SHORT PROBLEM
Repeat each record below exactly, dropping the pictures.

** START LISTED RECORDS **

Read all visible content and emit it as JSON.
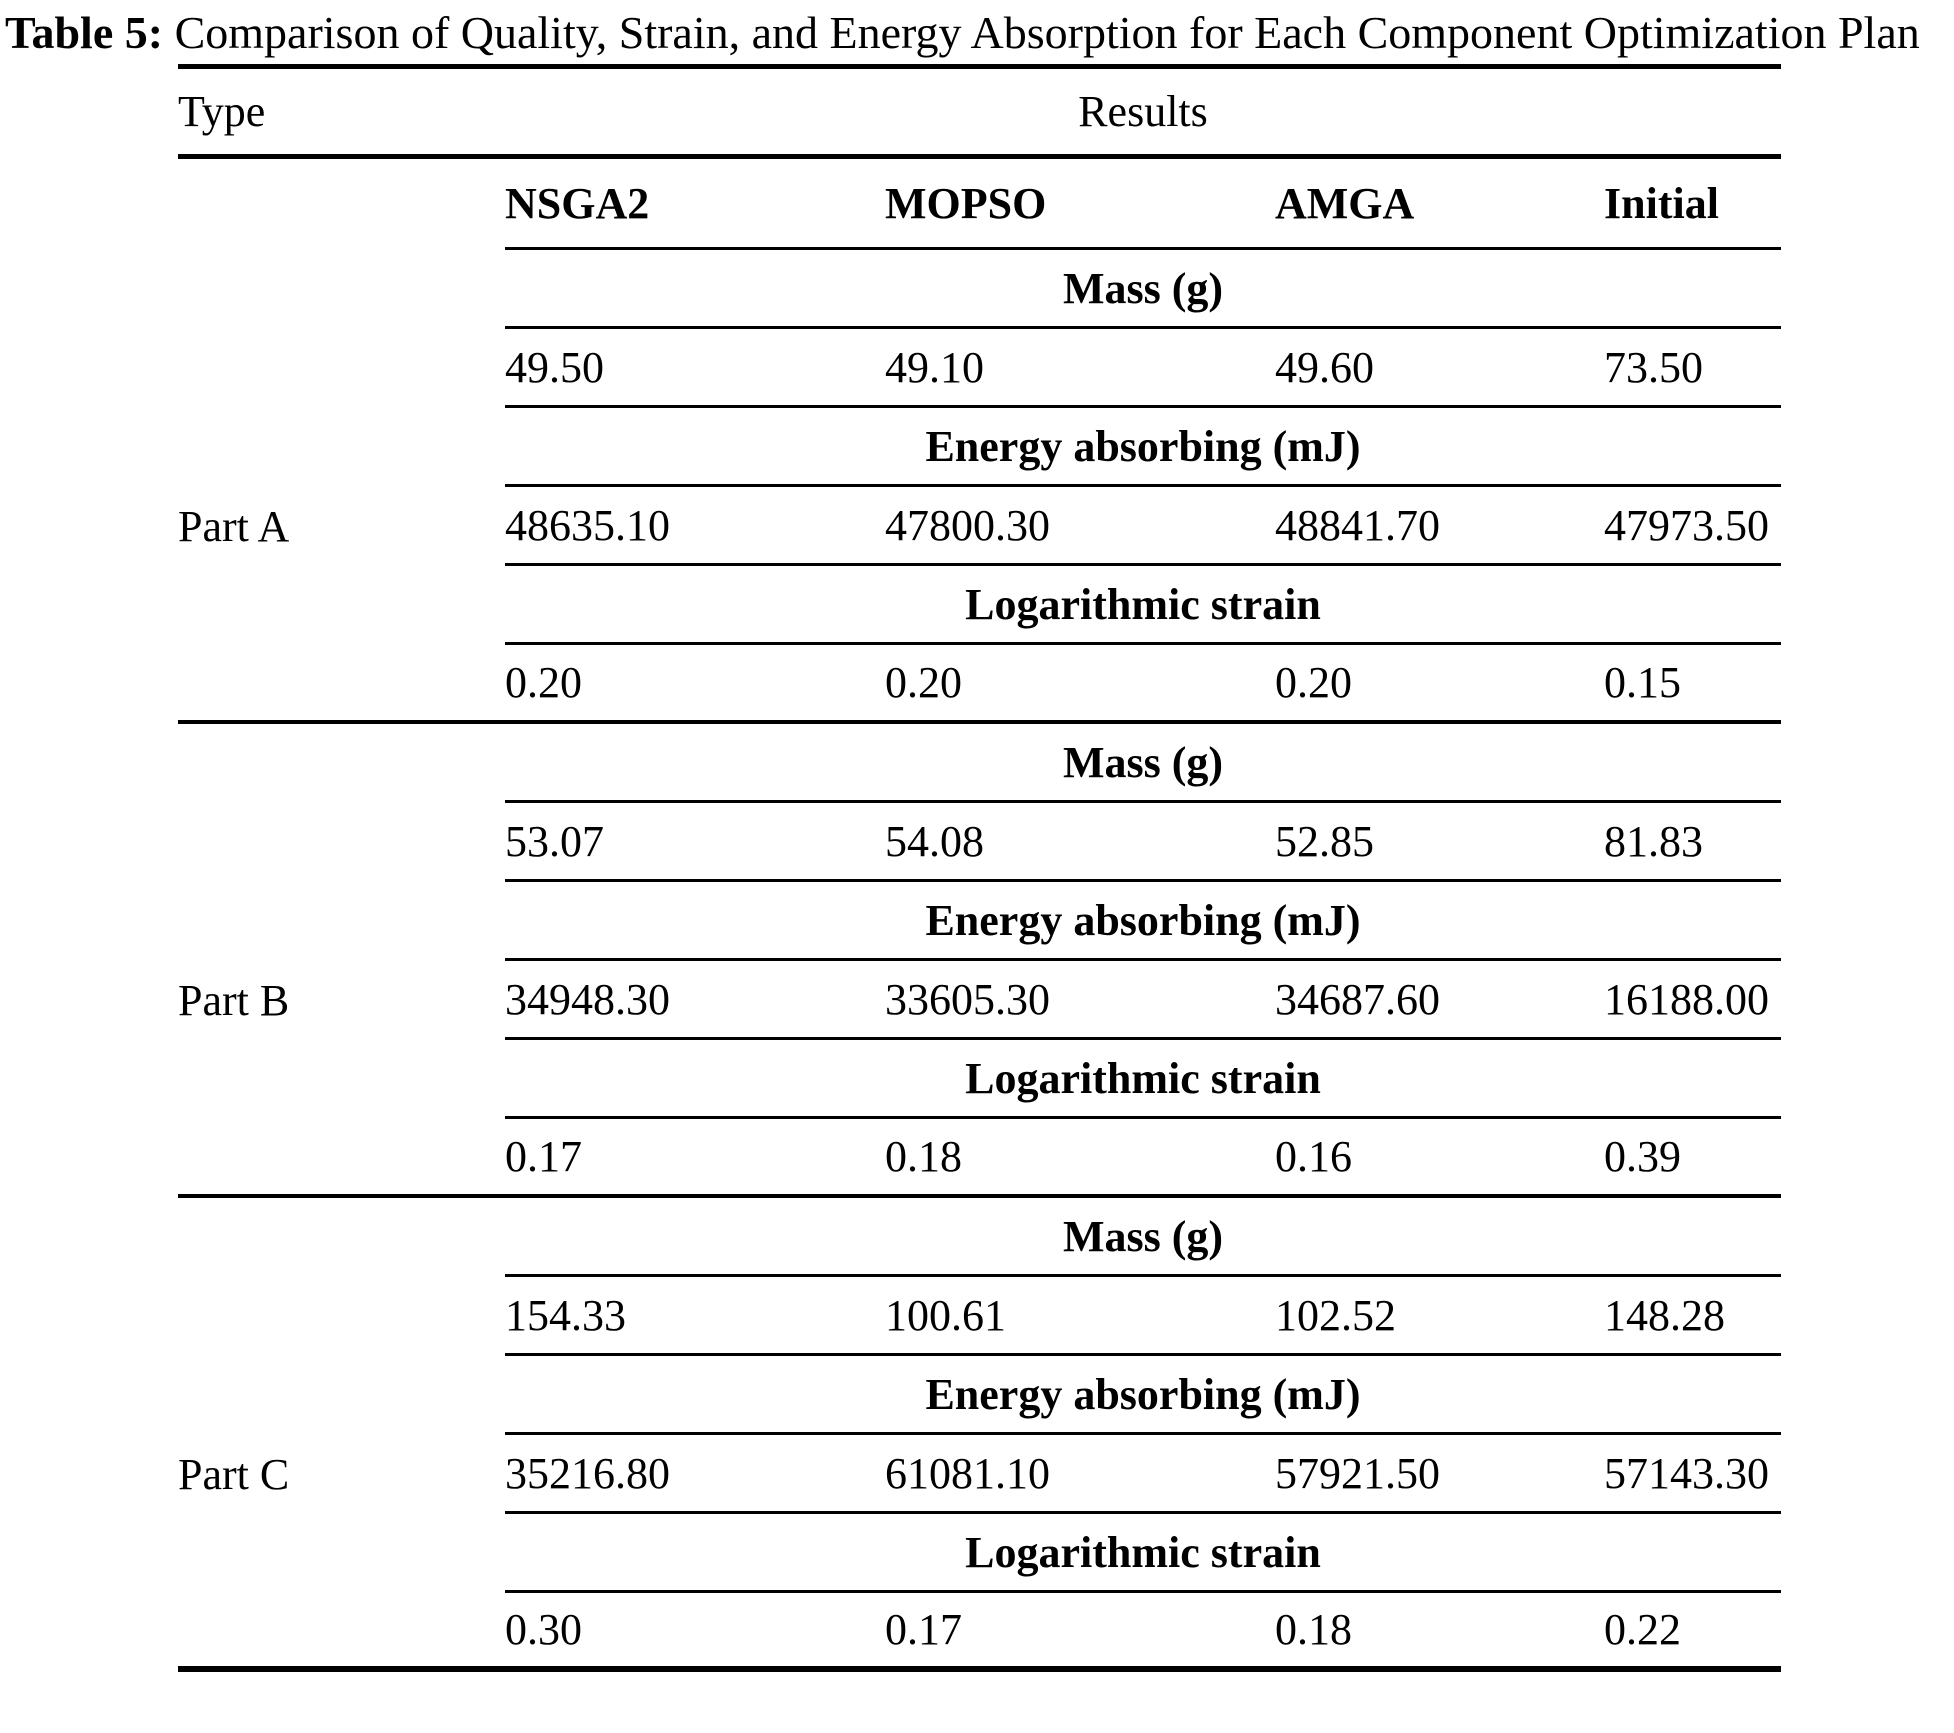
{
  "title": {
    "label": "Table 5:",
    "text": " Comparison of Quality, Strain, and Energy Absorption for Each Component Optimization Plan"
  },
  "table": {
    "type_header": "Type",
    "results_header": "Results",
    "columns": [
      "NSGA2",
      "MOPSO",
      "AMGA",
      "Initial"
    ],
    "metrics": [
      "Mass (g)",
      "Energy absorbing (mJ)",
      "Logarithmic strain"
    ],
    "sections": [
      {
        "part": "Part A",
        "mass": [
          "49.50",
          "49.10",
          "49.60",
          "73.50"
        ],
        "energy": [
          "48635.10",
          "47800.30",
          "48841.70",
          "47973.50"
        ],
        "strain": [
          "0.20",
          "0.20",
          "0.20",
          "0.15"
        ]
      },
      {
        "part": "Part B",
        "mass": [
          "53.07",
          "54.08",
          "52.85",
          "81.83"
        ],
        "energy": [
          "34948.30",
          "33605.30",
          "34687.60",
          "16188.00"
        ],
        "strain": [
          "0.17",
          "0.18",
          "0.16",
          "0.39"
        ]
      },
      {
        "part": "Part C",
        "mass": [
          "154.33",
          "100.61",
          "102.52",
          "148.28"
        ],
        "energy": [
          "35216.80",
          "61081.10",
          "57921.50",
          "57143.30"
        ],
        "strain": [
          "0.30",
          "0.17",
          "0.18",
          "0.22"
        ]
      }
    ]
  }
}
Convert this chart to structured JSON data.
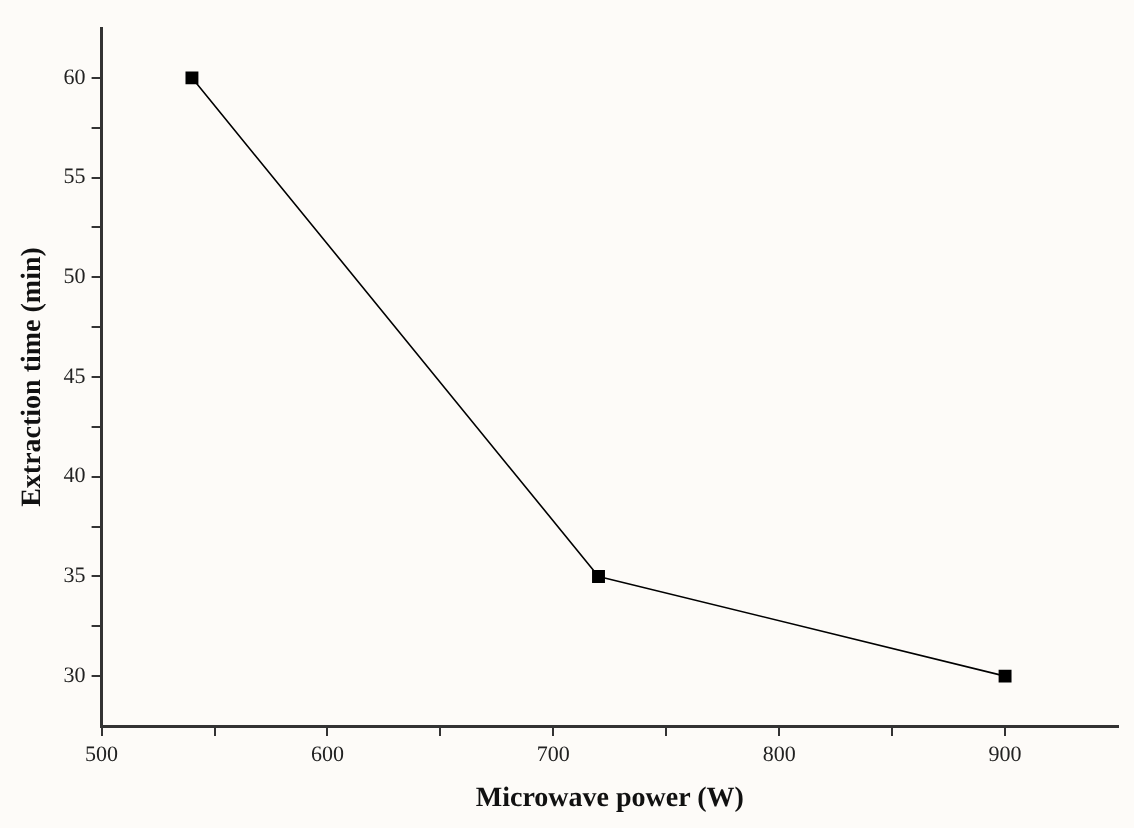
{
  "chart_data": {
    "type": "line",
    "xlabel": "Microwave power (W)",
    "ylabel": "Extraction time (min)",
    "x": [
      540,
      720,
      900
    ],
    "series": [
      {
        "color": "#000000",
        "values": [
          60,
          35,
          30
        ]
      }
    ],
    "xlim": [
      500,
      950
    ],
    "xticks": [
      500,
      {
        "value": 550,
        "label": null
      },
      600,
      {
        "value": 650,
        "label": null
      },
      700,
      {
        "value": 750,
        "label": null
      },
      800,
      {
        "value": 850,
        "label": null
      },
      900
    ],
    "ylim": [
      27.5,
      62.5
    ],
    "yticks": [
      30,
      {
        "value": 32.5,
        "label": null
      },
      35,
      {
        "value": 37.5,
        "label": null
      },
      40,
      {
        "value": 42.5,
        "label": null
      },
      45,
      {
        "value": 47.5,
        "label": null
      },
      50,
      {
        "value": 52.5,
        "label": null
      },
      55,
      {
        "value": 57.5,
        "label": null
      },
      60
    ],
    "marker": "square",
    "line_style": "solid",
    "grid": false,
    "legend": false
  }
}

** END LISTED RECORDS **

COMPLETE RESPONSE
Read all visible content and emit it as JSON.
{
  "title": {
    "label": "Table 5:",
    "text": " Comparison of Quality, Strain, and Energy Absorption for Each Component Optimization Plan"
  },
  "table": {
    "type_header": "Type",
    "results_header": "Results",
    "columns": [
      "NSGA2",
      "MOPSO",
      "AMGA",
      "Initial"
    ],
    "metrics": [
      "Mass (g)",
      "Energy absorbing (mJ)",
      "Logarithmic strain"
    ],
    "sections": [
      {
        "part": "Part A",
        "mass": [
          "49.50",
          "49.10",
          "49.60",
          "73.50"
        ],
        "energy": [
          "48635.10",
          "47800.30",
          "48841.70",
          "47973.50"
        ],
        "strain": [
          "0.20",
          "0.20",
          "0.20",
          "0.15"
        ]
      },
      {
        "part": "Part B",
        "mass": [
          "53.07",
          "54.08",
          "52.85",
          "81.83"
        ],
        "energy": [
          "34948.30",
          "33605.30",
          "34687.60",
          "16188.00"
        ],
        "strain": [
          "0.17",
          "0.18",
          "0.16",
          "0.39"
        ]
      },
      {
        "part": "Part C",
        "mass": [
          "154.33",
          "100.61",
          "102.52",
          "148.28"
        ],
        "energy": [
          "35216.80",
          "61081.10",
          "57921.50",
          "57143.30"
        ],
        "strain": [
          "0.30",
          "0.17",
          "0.18",
          "0.22"
        ]
      }
    ]
  }
}
Convert this chart to structured JSON data.
{
  "chart_data": {
    "type": "line",
    "xlabel": "Microwave power (W)",
    "ylabel": "Extraction time (min)",
    "x": [
      540,
      720,
      900
    ],
    "series": [
      {
        "color": "#000000",
        "values": [
          60,
          35,
          30
        ]
      }
    ],
    "xlim": [
      500,
      950
    ],
    "xticks": [
      500,
      {
        "value": 550,
        "label": null
      },
      600,
      {
        "value": 650,
        "label": null
      },
      700,
      {
        "value": 750,
        "label": null
      },
      800,
      {
        "value": 850,
        "label": null
      },
      900
    ],
    "ylim": [
      27.5,
      62.5
    ],
    "yticks": [
      30,
      {
        "value": 32.5,
        "label": null
      },
      35,
      {
        "value": 37.5,
        "label": null
      },
      40,
      {
        "value": 42.5,
        "label": null
      },
      45,
      {
        "value": 47.5,
        "label": null
      },
      50,
      {
        "value": 52.5,
        "label": null
      },
      55,
      {
        "value": 57.5,
        "label": null
      },
      60
    ],
    "marker": "square",
    "line_style": "solid",
    "grid": false,
    "legend": false
  }
}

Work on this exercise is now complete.